■ **RECORDS FOR THE TASK**:
━━━
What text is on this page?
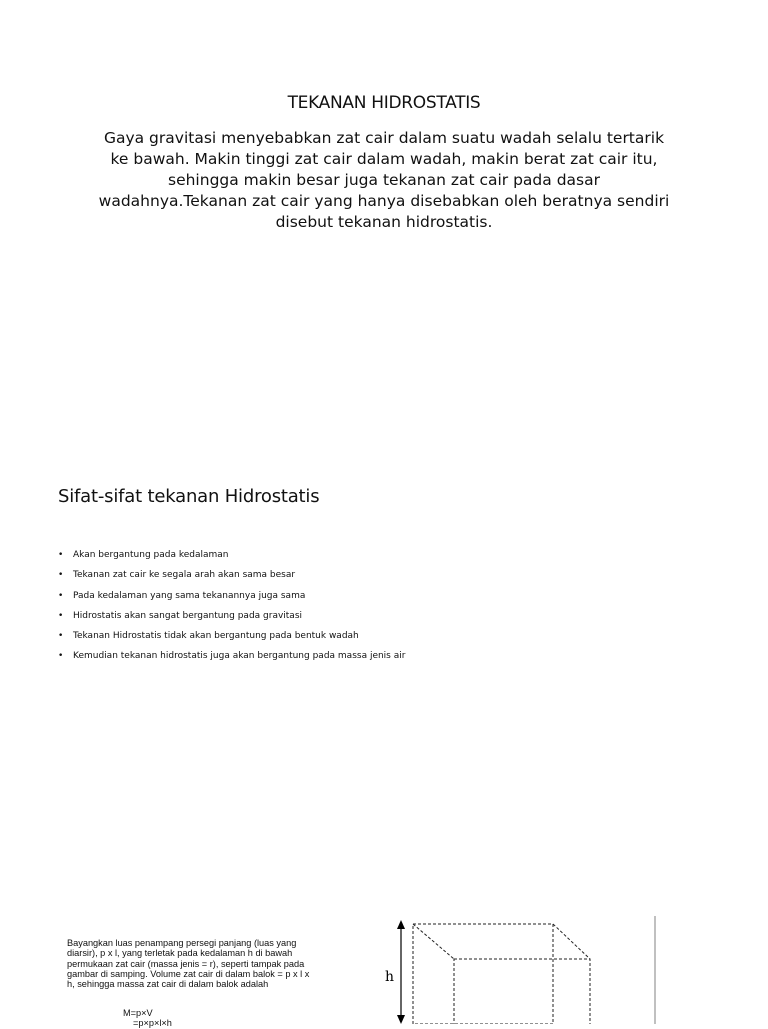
TEKANAN HIDROSTATIS
Gaya gravitasi menyebabkan zat cair dalam suatu wadah selalu tertarik ke bawah. Makin tinggi zat cair dalam wadah, makin berat zat cair itu, sehingga makin besar juga tekanan zat cair pada dasar wadahnya.Tekanan zat cair yang hanya disebabkan oleh beratnya sendiri disebut tekanan hidrostatis.
Sifat-sifat tekanan Hidrostatis
• Akan bergantung pada kedalaman
• Tekanan zat cair ke segala arah akan sama besar
• Pada kedalaman yang sama tekanannya juga sama
• Hidrostatis akan sangat bergantung pada gravitasi
• Tekanan Hidrostatis tidak akan bergantung pada bentuk wadah
• Kemudian tekanan hidrostatis juga akan bergantung pada massa jenis air
Bayangkan luas penampang persegi panjang (luas yang diarsir), p x l, yang terletak pada kedalaman h di bawah permukaan zat cair (massa jenis = r), seperti tampak pada gambar di samping. Volume zat cair di dalam balok = p x l x h, sehingga massa zat cair di dalam balok adalah
M=p×V
=p×p×l×h
h
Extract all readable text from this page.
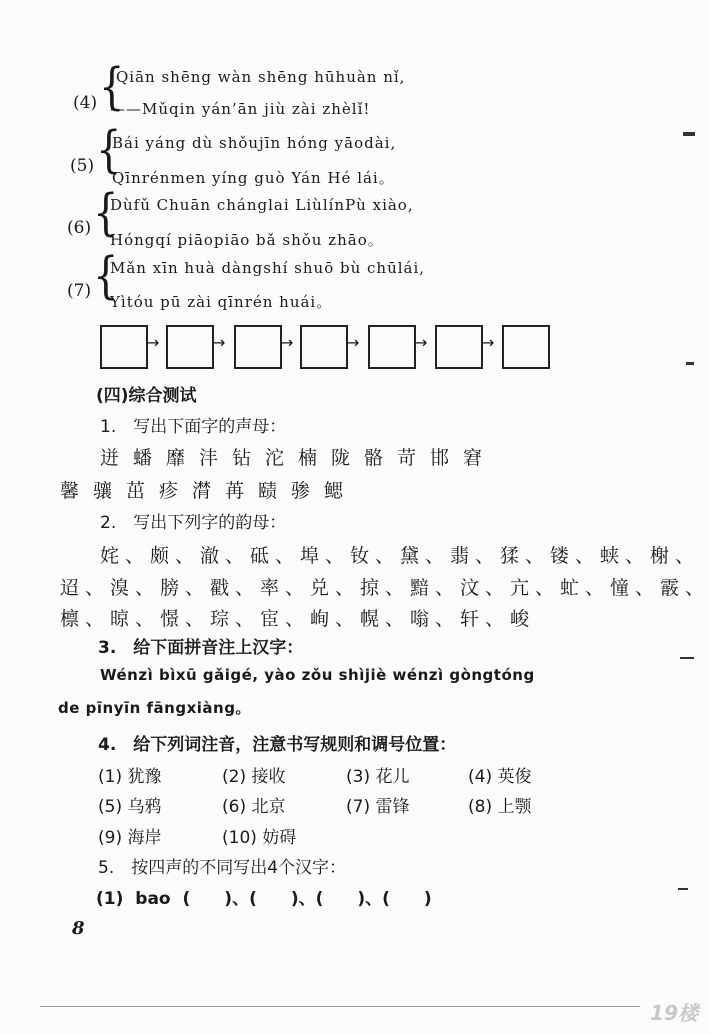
(4) {
Qiān shēng wàn shēng hūhuàn nǐ,
——Mǔqin yán’ān jiù zài zhèlǐ!
(5) {
Bái yáng dù shǒujīn hóng yāodài,
Qīnrénmen yíng guò Yán Hé lái。
(6) {
Dùfǔ Chuān chánglai LiùlínPù xiào,
Hóngqí piāopiāo bǎ shǒu zhāo。
(7) {
Mǎn xīn huà dàngshí shuō bù chūlái,
Yìtóu pū zài qīnrén huái。
→	→	→	→	→	→
(四)综合测试
1.　写出下面字的声母：
迸蟠靡沣钻沱楠陇骼苛邯窘
馨骧茁疹潸苒赜骖鳃
2.　写出下列字的韵母：
姹、颇、澈、砥、埠、钕、黛、翡、猱、镂、蛱、榭、
迢、溴、膀、戳、率、兑、掠、黯、汶、亢、虻、憧、霰、
檩、晾、憬、琮、宦、峋、幌、嗡、轩、峻
3.　给下面拼音注上汉字：
Wénzì bìxū gǎigé, yào zǒu shìjiè wénzì gòngtóng
de pīnyīn fāngxiàng。
4.　给下列词注音，注意书写规则和调号位置：
(1) 犹豫	(2) 接收	(3) 花儿	(4) 英俊
(5) 乌鸦	(6) 北京	(7) 雷锋	(8) 上颚
(9) 海岸	(10) 妨碍
5.　按四声的不同写出4个汉字：
(1) bao (　　)、(　　)、(　　)、(　　)
8
19楼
━━━
■ **THE REQUEST**: Nothing in the entries should change as you copy them, except that the pictures are left out.

■ **REPLY**:
What text is on this page?
TEKANAN HIDROSTATIS
Gaya gravitasi menyebabkan zat cair dalam suatu wadah selalu tertarik ke bawah. Makin tinggi zat cair dalam wadah, makin berat zat cair itu, sehingga makin besar juga tekanan zat cair pada dasar wadahnya.Tekanan zat cair yang hanya disebabkan oleh beratnya sendiri disebut tekanan hidrostatis.
Sifat-sifat tekanan Hidrostatis
• Akan bergantung pada kedalaman
• Tekanan zat cair ke segala arah akan sama besar
• Pada kedalaman yang sama tekanannya juga sama
• Hidrostatis akan sangat bergantung pada gravitasi
• Tekanan Hidrostatis tidak akan bergantung pada bentuk wadah
• Kemudian tekanan hidrostatis juga akan bergantung pada massa jenis air
Bayangkan luas penampang persegi panjang (luas yang diarsir), p x l, yang terletak pada kedalaman h di bawah permukaan zat cair (massa jenis = r), seperti tampak pada gambar di samping. Volume zat cair di dalam balok = p x l x h, sehingga massa zat cair di dalam balok adalah
M=p×V
=p×p×l×h
h
Extract all readable text from this page.
(4) {
Qiān shēng wàn shēng hūhuàn nǐ,
——Mǔqin yán’ān jiù zài zhèlǐ!
(5) {
Bái yáng dù shǒujīn hóng yāodài,
Qīnrénmen yíng guò Yán Hé lái。
(6) {
Dùfǔ Chuān chánglai LiùlínPù xiào,
Hóngqí piāopiāo bǎ shǒu zhāo。
(7) {
Mǎn xīn huà dàngshí shuō bù chūlái,
Yìtóu pū zài qīnrén huái。
→	→	→	→	→	→
(四)综合测试
1.　写出下面字的声母：
迸蟠靡沣钻沱楠陇骼苛邯窘
馨骧茁疹潸苒赜骖鳃
2.　写出下列字的韵母：
姹、颇、澈、砥、埠、钕、黛、翡、猱、镂、蛱、榭、
迢、溴、膀、戳、率、兑、掠、黯、汶、亢、虻、憧、霰、
檩、晾、憬、琮、宦、峋、幌、嗡、轩、峻
3.　给下面拼音注上汉字：
Wénzì bìxū gǎigé, yào zǒu shìjiè wénzì gòngtóng
de pīnyīn fāngxiàng。
4.　给下列词注音，注意书写规则和调号位置：
(1) 犹豫	(2) 接收	(3) 花儿	(4) 英俊
(5) 乌鸦	(6) 北京	(7) 雷锋	(8) 上颚
(9) 海岸	(10) 妨碍
5.　按四声的不同写出4个汉字：
(1) bao (　　)、(　　)、(　　)、(　　)
8
19楼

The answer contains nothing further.